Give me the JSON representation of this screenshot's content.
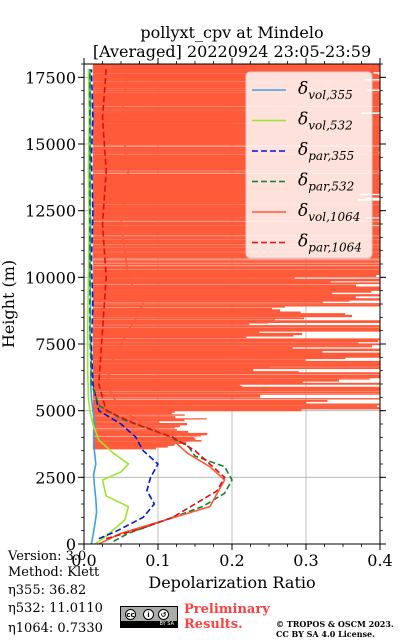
{
  "chart_data": {
    "type": "line",
    "title": "pollyxt_cpv at Mindelo",
    "subtitle": "[Averaged] 20220924 23:05-23:59",
    "xlabel": "Depolarization Ratio",
    "ylabel": "Height (m)",
    "xlim": [
      0,
      0.4
    ],
    "ylim": [
      0,
      18000
    ],
    "xticks": [
      0.0,
      0.1,
      0.2,
      0.3,
      0.4
    ],
    "xtick_labels": [
      "0.0",
      "0.1",
      "0.2",
      "0.3",
      "0.4"
    ],
    "yticks": [
      0,
      2500,
      5000,
      7500,
      10000,
      12500,
      15000,
      17500
    ],
    "ytick_labels": [
      "0",
      "2500",
      "5000",
      "7500",
      "10000",
      "12500",
      "15000",
      "17500"
    ],
    "grid": true,
    "legend_position": "top-right",
    "series": [
      {
        "name": "δvol,355",
        "legend_main": "δ",
        "legend_sub": "vol,355",
        "color": "#3fa0e0",
        "dash": "solid",
        "points": [
          [
            0.01,
            0
          ],
          [
            0.012,
            300
          ],
          [
            0.015,
            800
          ],
          [
            0.017,
            1200
          ],
          [
            0.016,
            1700
          ],
          [
            0.014,
            2200
          ],
          [
            0.013,
            2600
          ],
          [
            0.016,
            3000
          ],
          [
            0.014,
            3500
          ],
          [
            0.013,
            4000
          ],
          [
            0.015,
            4500
          ],
          [
            0.012,
            5000
          ],
          [
            0.01,
            5500
          ],
          [
            0.009,
            6000
          ],
          [
            0.01,
            7000
          ],
          [
            0.008,
            8000
          ],
          [
            0.009,
            9000
          ],
          [
            0.008,
            10000
          ],
          [
            0.009,
            12000
          ],
          [
            0.008,
            14000
          ],
          [
            0.009,
            16000
          ],
          [
            0.008,
            17800
          ]
        ]
      },
      {
        "name": "δvol,532",
        "legend_main": "δ",
        "legend_sub": "vol,532",
        "color": "#9ae82a",
        "dash": "solid",
        "points": [
          [
            0.015,
            0
          ],
          [
            0.03,
            300
          ],
          [
            0.055,
            900
          ],
          [
            0.06,
            1400
          ],
          [
            0.03,
            1800
          ],
          [
            0.025,
            2400
          ],
          [
            0.05,
            2700
          ],
          [
            0.06,
            3000
          ],
          [
            0.04,
            3400
          ],
          [
            0.02,
            3900
          ],
          [
            0.012,
            4500
          ],
          [
            0.008,
            5000
          ],
          [
            0.006,
            5500
          ],
          [
            0.005,
            6500
          ],
          [
            0.005,
            8000
          ],
          [
            0.006,
            10000
          ],
          [
            0.007,
            12000
          ],
          [
            0.006,
            14000
          ],
          [
            0.007,
            16000
          ],
          [
            0.006,
            17800
          ]
        ]
      },
      {
        "name": "δpar,355",
        "legend_main": "δ",
        "legend_sub": "par,355",
        "color": "#0018d0",
        "dash": "6,3",
        "points": [
          [
            0.02,
            200
          ],
          [
            0.045,
            500
          ],
          [
            0.08,
            1000
          ],
          [
            0.095,
            1500
          ],
          [
            0.085,
            2000
          ],
          [
            0.09,
            2500
          ],
          [
            0.1,
            3000
          ],
          [
            0.08,
            3500
          ],
          [
            0.07,
            4000
          ],
          [
            0.05,
            4500
          ],
          [
            0.02,
            5000
          ],
          [
            0.012,
            6000
          ],
          [
            0.01,
            7500
          ],
          [
            0.012,
            9000
          ],
          [
            0.01,
            10500
          ],
          [
            0.012,
            12500
          ],
          [
            0.01,
            14500
          ],
          [
            0.012,
            16000
          ],
          [
            0.01,
            17800
          ]
        ]
      },
      {
        "name": "δpar,532",
        "legend_main": "δ",
        "legend_sub": "par,532",
        "color": "#108030",
        "dash": "6,3",
        "points": [
          [
            0.04,
            100
          ],
          [
            0.06,
            400
          ],
          [
            0.11,
            900
          ],
          [
            0.16,
            1400
          ],
          [
            0.19,
            1900
          ],
          [
            0.2,
            2400
          ],
          [
            0.19,
            2900
          ],
          [
            0.15,
            3300
          ],
          [
            0.14,
            3700
          ],
          [
            0.1,
            4200
          ],
          [
            0.05,
            4700
          ],
          [
            0.02,
            5200
          ],
          [
            0.01,
            6000
          ],
          [
            0.008,
            8000
          ],
          [
            0.008,
            10000
          ],
          [
            0.008,
            12000
          ],
          [
            0.008,
            14000
          ],
          [
            0.008,
            16000
          ],
          [
            0.008,
            17800
          ]
        ]
      },
      {
        "name": "δvol,1064",
        "legend_main": "δ",
        "legend_sub": "vol,1064",
        "color": "#ff5a3a",
        "dash": "solid",
        "points": [
          [
            0.02,
            0
          ],
          [
            0.05,
            400
          ],
          [
            0.11,
            900
          ],
          [
            0.17,
            1400
          ],
          [
            0.18,
            1900
          ],
          [
            0.19,
            2400
          ],
          [
            0.17,
            2900
          ],
          [
            0.14,
            3400
          ],
          [
            0.12,
            3900
          ],
          [
            0.09,
            4400
          ],
          [
            0.05,
            5000
          ],
          [
            0.03,
            6000
          ],
          [
            0.04,
            7000
          ],
          [
            0.06,
            8000
          ],
          [
            0.08,
            9000
          ],
          [
            0.06,
            10000
          ],
          [
            0.05,
            12000
          ],
          [
            0.06,
            14000
          ],
          [
            0.05,
            16000
          ],
          [
            0.06,
            17800
          ]
        ]
      },
      {
        "name": "δpar,1064",
        "legend_main": "δ",
        "legend_sub": "par,1064",
        "color": "#e01010",
        "dash": "6,3",
        "points": [
          [
            0.03,
            200
          ],
          [
            0.08,
            600
          ],
          [
            0.12,
            1000
          ],
          [
            0.15,
            1500
          ],
          [
            0.18,
            2000
          ],
          [
            0.19,
            2500
          ],
          [
            0.17,
            3000
          ],
          [
            0.15,
            3500
          ],
          [
            0.12,
            4000
          ],
          [
            0.07,
            4500
          ],
          [
            0.03,
            5000
          ],
          [
            0.02,
            6000
          ],
          [
            0.025,
            8000
          ],
          [
            0.03,
            10000
          ],
          [
            0.025,
            12000
          ],
          [
            0.03,
            14000
          ],
          [
            0.025,
            16000
          ],
          [
            0.03,
            17800
          ]
        ]
      }
    ]
  },
  "info": {
    "version": "Version: 3.0",
    "method": "Method: Klett",
    "eta355": "η355:  36.82",
    "eta532": "η532: 11.0110",
    "eta1064": "η1064: 0.7330"
  },
  "footer": {
    "cc_label": "BY SA",
    "prelim_line1": "Preliminary",
    "prelim_line2": "Results.",
    "credit_line1": "© TROPOS & OSCM 2023.",
    "credit_line2": "CC BY SA 4.0 License."
  },
  "colors": {
    "accent": "#ff4040",
    "noise": "#ff5a3a"
  }
}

• **EXERCISE**: All of the data above should be transcribed verbatim, with pictures omitted.

• **FINISHED TASK**:
Give me the JSON representation of this screenshot's content.
{
  "chart_data": {
    "type": "line",
    "title": "pollyxt_cpv at Mindelo",
    "subtitle": "[Averaged] 20220924 23:05-23:59",
    "xlabel": "Depolarization Ratio",
    "ylabel": "Height (m)",
    "xlim": [
      0,
      0.4
    ],
    "ylim": [
      0,
      18000
    ],
    "xticks": [
      0.0,
      0.1,
      0.2,
      0.3,
      0.4
    ],
    "xtick_labels": [
      "0.0",
      "0.1",
      "0.2",
      "0.3",
      "0.4"
    ],
    "yticks": [
      0,
      2500,
      5000,
      7500,
      10000,
      12500,
      15000,
      17500
    ],
    "ytick_labels": [
      "0",
      "2500",
      "5000",
      "7500",
      "10000",
      "12500",
      "15000",
      "17500"
    ],
    "grid": true,
    "legend_position": "top-right",
    "series": [
      {
        "name": "δvol,355",
        "legend_main": "δ",
        "legend_sub": "vol,355",
        "color": "#3fa0e0",
        "dash": "solid",
        "points": [
          [
            0.01,
            0
          ],
          [
            0.012,
            300
          ],
          [
            0.015,
            800
          ],
          [
            0.017,
            1200
          ],
          [
            0.016,
            1700
          ],
          [
            0.014,
            2200
          ],
          [
            0.013,
            2600
          ],
          [
            0.016,
            3000
          ],
          [
            0.014,
            3500
          ],
          [
            0.013,
            4000
          ],
          [
            0.015,
            4500
          ],
          [
            0.012,
            5000
          ],
          [
            0.01,
            5500
          ],
          [
            0.009,
            6000
          ],
          [
            0.01,
            7000
          ],
          [
            0.008,
            8000
          ],
          [
            0.009,
            9000
          ],
          [
            0.008,
            10000
          ],
          [
            0.009,
            12000
          ],
          [
            0.008,
            14000
          ],
          [
            0.009,
            16000
          ],
          [
            0.008,
            17800
          ]
        ]
      },
      {
        "name": "δvol,532",
        "legend_main": "δ",
        "legend_sub": "vol,532",
        "color": "#9ae82a",
        "dash": "solid",
        "points": [
          [
            0.015,
            0
          ],
          [
            0.03,
            300
          ],
          [
            0.055,
            900
          ],
          [
            0.06,
            1400
          ],
          [
            0.03,
            1800
          ],
          [
            0.025,
            2400
          ],
          [
            0.05,
            2700
          ],
          [
            0.06,
            3000
          ],
          [
            0.04,
            3400
          ],
          [
            0.02,
            3900
          ],
          [
            0.012,
            4500
          ],
          [
            0.008,
            5000
          ],
          [
            0.006,
            5500
          ],
          [
            0.005,
            6500
          ],
          [
            0.005,
            8000
          ],
          [
            0.006,
            10000
          ],
          [
            0.007,
            12000
          ],
          [
            0.006,
            14000
          ],
          [
            0.007,
            16000
          ],
          [
            0.006,
            17800
          ]
        ]
      },
      {
        "name": "δpar,355",
        "legend_main": "δ",
        "legend_sub": "par,355",
        "color": "#0018d0",
        "dash": "6,3",
        "points": [
          [
            0.02,
            200
          ],
          [
            0.045,
            500
          ],
          [
            0.08,
            1000
          ],
          [
            0.095,
            1500
          ],
          [
            0.085,
            2000
          ],
          [
            0.09,
            2500
          ],
          [
            0.1,
            3000
          ],
          [
            0.08,
            3500
          ],
          [
            0.07,
            4000
          ],
          [
            0.05,
            4500
          ],
          [
            0.02,
            5000
          ],
          [
            0.012,
            6000
          ],
          [
            0.01,
            7500
          ],
          [
            0.012,
            9000
          ],
          [
            0.01,
            10500
          ],
          [
            0.012,
            12500
          ],
          [
            0.01,
            14500
          ],
          [
            0.012,
            16000
          ],
          [
            0.01,
            17800
          ]
        ]
      },
      {
        "name": "δpar,532",
        "legend_main": "δ",
        "legend_sub": "par,532",
        "color": "#108030",
        "dash": "6,3",
        "points": [
          [
            0.04,
            100
          ],
          [
            0.06,
            400
          ],
          [
            0.11,
            900
          ],
          [
            0.16,
            1400
          ],
          [
            0.19,
            1900
          ],
          [
            0.2,
            2400
          ],
          [
            0.19,
            2900
          ],
          [
            0.15,
            3300
          ],
          [
            0.14,
            3700
          ],
          [
            0.1,
            4200
          ],
          [
            0.05,
            4700
          ],
          [
            0.02,
            5200
          ],
          [
            0.01,
            6000
          ],
          [
            0.008,
            8000
          ],
          [
            0.008,
            10000
          ],
          [
            0.008,
            12000
          ],
          [
            0.008,
            14000
          ],
          [
            0.008,
            16000
          ],
          [
            0.008,
            17800
          ]
        ]
      },
      {
        "name": "δvol,1064",
        "legend_main": "δ",
        "legend_sub": "vol,1064",
        "color": "#ff5a3a",
        "dash": "solid",
        "points": [
          [
            0.02,
            0
          ],
          [
            0.05,
            400
          ],
          [
            0.11,
            900
          ],
          [
            0.17,
            1400
          ],
          [
            0.18,
            1900
          ],
          [
            0.19,
            2400
          ],
          [
            0.17,
            2900
          ],
          [
            0.14,
            3400
          ],
          [
            0.12,
            3900
          ],
          [
            0.09,
            4400
          ],
          [
            0.05,
            5000
          ],
          [
            0.03,
            6000
          ],
          [
            0.04,
            7000
          ],
          [
            0.06,
            8000
          ],
          [
            0.08,
            9000
          ],
          [
            0.06,
            10000
          ],
          [
            0.05,
            12000
          ],
          [
            0.06,
            14000
          ],
          [
            0.05,
            16000
          ],
          [
            0.06,
            17800
          ]
        ]
      },
      {
        "name": "δpar,1064",
        "legend_main": "δ",
        "legend_sub": "par,1064",
        "color": "#e01010",
        "dash": "6,3",
        "points": [
          [
            0.03,
            200
          ],
          [
            0.08,
            600
          ],
          [
            0.12,
            1000
          ],
          [
            0.15,
            1500
          ],
          [
            0.18,
            2000
          ],
          [
            0.19,
            2500
          ],
          [
            0.17,
            3000
          ],
          [
            0.15,
            3500
          ],
          [
            0.12,
            4000
          ],
          [
            0.07,
            4500
          ],
          [
            0.03,
            5000
          ],
          [
            0.02,
            6000
          ],
          [
            0.025,
            8000
          ],
          [
            0.03,
            10000
          ],
          [
            0.025,
            12000
          ],
          [
            0.03,
            14000
          ],
          [
            0.025,
            16000
          ],
          [
            0.03,
            17800
          ]
        ]
      }
    ]
  },
  "info": {
    "version": "Version: 3.0",
    "method": "Method: Klett",
    "eta355": "η355:  36.82",
    "eta532": "η532: 11.0110",
    "eta1064": "η1064: 0.7330"
  },
  "footer": {
    "cc_label": "BY SA",
    "prelim_line1": "Preliminary",
    "prelim_line2": "Results.",
    "credit_line1": "© TROPOS & OSCM 2023.",
    "credit_line2": "CC BY SA 4.0 License."
  },
  "colors": {
    "accent": "#ff4040",
    "noise": "#ff5a3a"
  }
}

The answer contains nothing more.